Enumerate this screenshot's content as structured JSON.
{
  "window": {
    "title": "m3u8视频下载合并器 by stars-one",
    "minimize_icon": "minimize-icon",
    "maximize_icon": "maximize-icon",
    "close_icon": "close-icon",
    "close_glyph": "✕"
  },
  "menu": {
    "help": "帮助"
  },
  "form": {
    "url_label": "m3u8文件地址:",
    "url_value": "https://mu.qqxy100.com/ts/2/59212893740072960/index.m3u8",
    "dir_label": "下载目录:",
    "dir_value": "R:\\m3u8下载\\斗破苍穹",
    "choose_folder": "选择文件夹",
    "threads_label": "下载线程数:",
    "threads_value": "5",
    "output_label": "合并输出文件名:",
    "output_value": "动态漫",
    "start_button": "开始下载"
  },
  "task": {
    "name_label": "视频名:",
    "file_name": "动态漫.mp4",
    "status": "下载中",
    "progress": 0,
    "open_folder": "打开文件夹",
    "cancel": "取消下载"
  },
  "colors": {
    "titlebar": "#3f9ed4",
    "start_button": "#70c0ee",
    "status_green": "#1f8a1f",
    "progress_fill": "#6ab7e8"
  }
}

• DIRECTIONS FOR THIS TASK
Output all of the material, please, exactly as it stands.

• COMPLETED EXERCISE
Enumerate this screenshot's content as structured JSON.
{
  "window": {
    "title": "m3u8视频下载合并器 by stars-one",
    "minimize_icon": "minimize-icon",
    "maximize_icon": "maximize-icon",
    "close_icon": "close-icon",
    "close_glyph": "✕"
  },
  "menu": {
    "help": "帮助"
  },
  "form": {
    "url_label": "m3u8文件地址:",
    "url_value": "https://mu.qqxy100.com/ts/2/59212893740072960/index.m3u8",
    "dir_label": "下载目录:",
    "dir_value": "R:\\m3u8下载\\斗破苍穹",
    "choose_folder": "选择文件夹",
    "threads_label": "下载线程数:",
    "threads_value": "5",
    "output_label": "合并输出文件名:",
    "output_value": "动态漫",
    "start_button": "开始下载"
  },
  "task": {
    "name_label": "视频名:",
    "file_name": "动态漫.mp4",
    "status": "下载中",
    "progress": 0,
    "open_folder": "打开文件夹",
    "cancel": "取消下载"
  },
  "colors": {
    "titlebar": "#3f9ed4",
    "start_button": "#70c0ee",
    "status_green": "#1f8a1f",
    "progress_fill": "#6ab7e8"
  }
}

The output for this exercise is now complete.